PROBLEM REQUIREMENTS.
Gather from the listing below each line that includes the word "using", and copy it.

Data entries.
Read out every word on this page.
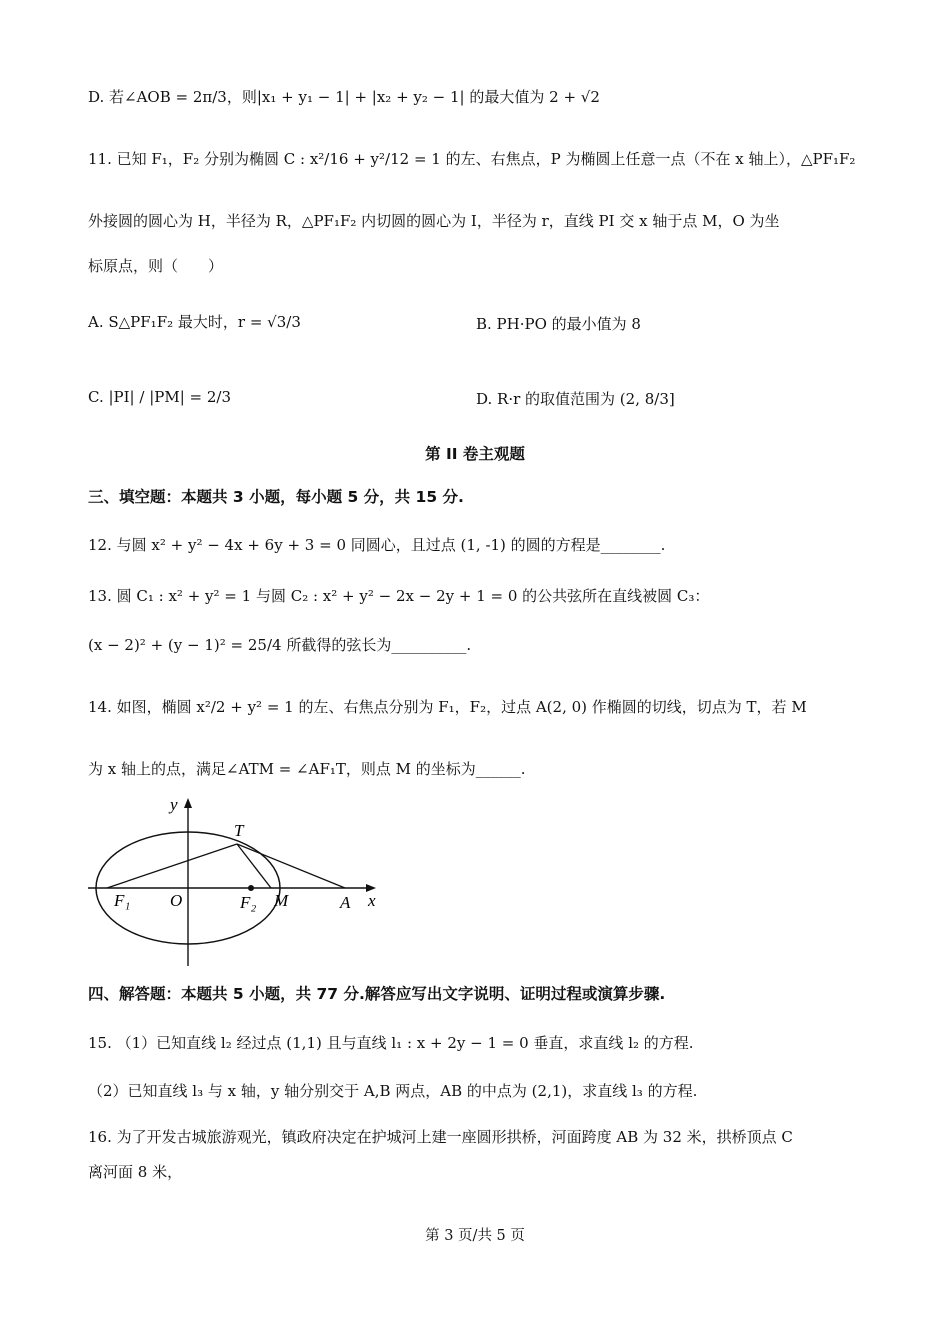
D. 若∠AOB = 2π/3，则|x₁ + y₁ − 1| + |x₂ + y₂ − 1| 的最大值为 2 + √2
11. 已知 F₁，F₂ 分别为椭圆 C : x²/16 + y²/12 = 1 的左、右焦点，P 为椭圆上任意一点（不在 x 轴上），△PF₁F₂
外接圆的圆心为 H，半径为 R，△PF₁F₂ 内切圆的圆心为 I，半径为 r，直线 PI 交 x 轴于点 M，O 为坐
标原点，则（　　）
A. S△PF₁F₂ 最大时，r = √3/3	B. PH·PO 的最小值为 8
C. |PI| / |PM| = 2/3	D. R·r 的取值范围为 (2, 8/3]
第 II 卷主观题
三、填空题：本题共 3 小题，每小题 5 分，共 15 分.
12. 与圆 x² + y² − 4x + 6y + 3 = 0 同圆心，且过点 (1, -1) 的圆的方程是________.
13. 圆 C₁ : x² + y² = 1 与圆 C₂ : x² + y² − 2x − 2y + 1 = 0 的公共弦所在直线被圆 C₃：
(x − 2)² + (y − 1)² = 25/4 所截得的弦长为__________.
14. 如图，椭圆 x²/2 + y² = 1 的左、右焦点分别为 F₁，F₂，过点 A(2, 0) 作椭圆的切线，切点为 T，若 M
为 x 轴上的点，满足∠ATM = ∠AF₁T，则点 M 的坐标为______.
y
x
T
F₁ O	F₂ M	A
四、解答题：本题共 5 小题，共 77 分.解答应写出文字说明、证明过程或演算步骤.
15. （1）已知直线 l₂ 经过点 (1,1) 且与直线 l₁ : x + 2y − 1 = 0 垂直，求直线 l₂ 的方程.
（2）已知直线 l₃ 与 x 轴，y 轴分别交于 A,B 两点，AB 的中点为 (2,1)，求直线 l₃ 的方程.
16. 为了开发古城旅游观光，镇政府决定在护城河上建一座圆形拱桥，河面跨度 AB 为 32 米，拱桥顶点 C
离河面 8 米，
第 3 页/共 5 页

...

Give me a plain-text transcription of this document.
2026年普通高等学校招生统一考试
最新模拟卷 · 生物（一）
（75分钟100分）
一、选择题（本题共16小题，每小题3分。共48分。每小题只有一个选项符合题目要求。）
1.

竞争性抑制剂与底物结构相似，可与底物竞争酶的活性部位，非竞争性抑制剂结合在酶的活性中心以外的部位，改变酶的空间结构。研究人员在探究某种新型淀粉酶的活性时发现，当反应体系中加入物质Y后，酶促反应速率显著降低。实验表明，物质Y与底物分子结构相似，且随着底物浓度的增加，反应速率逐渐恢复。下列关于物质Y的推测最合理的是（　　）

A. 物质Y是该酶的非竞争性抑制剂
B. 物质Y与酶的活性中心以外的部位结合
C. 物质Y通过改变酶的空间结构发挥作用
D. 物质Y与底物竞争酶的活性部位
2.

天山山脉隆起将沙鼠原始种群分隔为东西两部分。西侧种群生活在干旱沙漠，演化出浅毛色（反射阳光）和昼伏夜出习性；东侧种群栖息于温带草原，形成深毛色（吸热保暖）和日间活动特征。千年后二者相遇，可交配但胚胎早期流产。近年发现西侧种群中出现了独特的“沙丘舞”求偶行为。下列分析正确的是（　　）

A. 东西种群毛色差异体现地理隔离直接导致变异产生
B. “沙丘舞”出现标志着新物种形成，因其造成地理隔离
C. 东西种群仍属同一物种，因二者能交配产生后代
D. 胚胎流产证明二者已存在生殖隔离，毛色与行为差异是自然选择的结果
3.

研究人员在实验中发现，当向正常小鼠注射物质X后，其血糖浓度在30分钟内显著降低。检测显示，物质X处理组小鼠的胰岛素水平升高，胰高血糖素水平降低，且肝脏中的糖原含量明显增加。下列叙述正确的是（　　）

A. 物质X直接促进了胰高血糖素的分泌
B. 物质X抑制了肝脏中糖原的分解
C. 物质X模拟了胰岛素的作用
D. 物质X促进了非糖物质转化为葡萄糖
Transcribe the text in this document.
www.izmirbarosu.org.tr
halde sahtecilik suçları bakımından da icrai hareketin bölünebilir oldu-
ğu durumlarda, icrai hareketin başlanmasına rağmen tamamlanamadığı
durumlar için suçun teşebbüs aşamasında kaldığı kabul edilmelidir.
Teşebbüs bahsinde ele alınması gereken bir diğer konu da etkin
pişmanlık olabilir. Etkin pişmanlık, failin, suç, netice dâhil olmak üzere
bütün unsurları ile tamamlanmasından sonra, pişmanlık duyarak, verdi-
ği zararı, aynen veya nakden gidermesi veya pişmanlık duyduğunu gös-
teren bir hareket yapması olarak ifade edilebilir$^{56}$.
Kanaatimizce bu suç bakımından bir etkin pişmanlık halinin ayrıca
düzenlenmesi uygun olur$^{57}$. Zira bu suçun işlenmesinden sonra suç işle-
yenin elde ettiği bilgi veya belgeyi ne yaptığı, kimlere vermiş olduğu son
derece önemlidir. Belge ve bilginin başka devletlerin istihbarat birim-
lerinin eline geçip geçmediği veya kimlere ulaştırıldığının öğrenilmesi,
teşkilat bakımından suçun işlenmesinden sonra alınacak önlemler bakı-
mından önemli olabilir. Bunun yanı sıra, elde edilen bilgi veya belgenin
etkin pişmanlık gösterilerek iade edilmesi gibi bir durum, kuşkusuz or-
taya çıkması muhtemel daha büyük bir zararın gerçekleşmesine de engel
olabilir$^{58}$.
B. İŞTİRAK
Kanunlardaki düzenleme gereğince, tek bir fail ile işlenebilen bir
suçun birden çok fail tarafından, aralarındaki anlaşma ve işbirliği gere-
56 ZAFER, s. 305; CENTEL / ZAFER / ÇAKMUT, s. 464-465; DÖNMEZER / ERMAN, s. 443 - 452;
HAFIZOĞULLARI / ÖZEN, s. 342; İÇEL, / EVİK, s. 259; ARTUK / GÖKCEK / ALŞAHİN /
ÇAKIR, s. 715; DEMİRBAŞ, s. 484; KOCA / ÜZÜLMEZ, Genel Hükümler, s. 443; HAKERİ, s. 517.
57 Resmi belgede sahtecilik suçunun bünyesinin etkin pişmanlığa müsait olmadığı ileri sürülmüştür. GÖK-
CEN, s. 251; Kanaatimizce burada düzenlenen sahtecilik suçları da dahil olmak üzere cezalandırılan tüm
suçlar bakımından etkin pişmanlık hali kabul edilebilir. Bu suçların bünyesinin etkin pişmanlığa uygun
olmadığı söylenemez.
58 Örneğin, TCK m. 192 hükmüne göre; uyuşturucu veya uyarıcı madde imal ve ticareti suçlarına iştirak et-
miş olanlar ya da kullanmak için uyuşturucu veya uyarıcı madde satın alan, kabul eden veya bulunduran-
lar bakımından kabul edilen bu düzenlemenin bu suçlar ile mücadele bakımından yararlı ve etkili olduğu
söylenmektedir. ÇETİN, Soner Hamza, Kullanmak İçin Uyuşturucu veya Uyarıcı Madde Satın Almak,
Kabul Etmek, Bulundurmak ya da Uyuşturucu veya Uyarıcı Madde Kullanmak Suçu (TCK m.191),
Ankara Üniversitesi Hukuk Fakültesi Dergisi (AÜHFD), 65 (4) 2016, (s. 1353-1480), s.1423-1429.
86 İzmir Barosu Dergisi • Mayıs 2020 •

==

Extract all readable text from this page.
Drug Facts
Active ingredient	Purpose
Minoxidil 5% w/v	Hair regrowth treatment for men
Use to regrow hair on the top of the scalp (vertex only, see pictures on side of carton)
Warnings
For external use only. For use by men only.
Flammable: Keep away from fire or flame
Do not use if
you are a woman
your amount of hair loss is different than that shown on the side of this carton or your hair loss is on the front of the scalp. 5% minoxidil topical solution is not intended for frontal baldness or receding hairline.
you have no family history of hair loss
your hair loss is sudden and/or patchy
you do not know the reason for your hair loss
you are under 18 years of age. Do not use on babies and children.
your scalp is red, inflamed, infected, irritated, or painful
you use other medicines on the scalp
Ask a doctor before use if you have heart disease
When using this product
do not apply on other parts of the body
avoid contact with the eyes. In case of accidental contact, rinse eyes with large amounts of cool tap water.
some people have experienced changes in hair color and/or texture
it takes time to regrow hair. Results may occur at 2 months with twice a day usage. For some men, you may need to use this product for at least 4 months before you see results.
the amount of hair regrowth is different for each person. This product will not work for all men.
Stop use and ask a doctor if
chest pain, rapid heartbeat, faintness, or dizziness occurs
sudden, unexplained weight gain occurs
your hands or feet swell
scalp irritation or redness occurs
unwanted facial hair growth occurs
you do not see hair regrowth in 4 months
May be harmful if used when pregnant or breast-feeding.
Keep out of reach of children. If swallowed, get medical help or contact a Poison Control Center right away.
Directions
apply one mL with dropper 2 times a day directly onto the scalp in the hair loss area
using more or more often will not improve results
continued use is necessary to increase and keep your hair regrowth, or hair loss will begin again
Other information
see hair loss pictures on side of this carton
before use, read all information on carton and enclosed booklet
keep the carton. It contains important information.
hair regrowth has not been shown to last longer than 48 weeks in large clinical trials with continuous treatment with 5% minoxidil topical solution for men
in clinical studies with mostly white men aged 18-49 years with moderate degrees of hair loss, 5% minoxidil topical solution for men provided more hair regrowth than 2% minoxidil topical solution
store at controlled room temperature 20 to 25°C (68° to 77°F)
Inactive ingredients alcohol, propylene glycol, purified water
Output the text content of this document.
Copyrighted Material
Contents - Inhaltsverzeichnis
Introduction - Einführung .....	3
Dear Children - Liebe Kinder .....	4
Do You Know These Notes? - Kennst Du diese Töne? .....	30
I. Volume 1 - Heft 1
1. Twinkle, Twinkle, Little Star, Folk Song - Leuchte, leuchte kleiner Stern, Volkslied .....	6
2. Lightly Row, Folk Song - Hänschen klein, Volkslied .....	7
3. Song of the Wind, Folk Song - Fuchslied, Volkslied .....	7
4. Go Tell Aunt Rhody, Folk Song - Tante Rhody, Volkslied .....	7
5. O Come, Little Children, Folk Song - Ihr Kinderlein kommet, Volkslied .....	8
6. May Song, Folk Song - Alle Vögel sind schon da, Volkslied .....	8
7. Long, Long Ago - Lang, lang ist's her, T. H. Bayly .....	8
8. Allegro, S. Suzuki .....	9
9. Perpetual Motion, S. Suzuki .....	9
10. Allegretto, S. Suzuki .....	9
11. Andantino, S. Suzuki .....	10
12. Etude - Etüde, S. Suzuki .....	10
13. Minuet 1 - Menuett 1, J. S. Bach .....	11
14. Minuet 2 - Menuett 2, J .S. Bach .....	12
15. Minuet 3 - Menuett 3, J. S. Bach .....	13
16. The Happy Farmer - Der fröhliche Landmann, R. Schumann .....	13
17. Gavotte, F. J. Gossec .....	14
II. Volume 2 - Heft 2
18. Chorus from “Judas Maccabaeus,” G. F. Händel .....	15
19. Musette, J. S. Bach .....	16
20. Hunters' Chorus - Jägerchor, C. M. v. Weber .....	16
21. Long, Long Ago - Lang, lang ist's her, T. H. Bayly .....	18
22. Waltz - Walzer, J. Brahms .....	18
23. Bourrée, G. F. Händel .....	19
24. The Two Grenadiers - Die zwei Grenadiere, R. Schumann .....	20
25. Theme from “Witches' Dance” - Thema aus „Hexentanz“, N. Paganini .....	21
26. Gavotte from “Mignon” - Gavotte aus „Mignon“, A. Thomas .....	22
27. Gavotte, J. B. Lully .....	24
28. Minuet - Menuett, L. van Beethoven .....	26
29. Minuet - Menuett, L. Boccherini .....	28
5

FINAL RESULT.
When using this product
using more or more often will not improve results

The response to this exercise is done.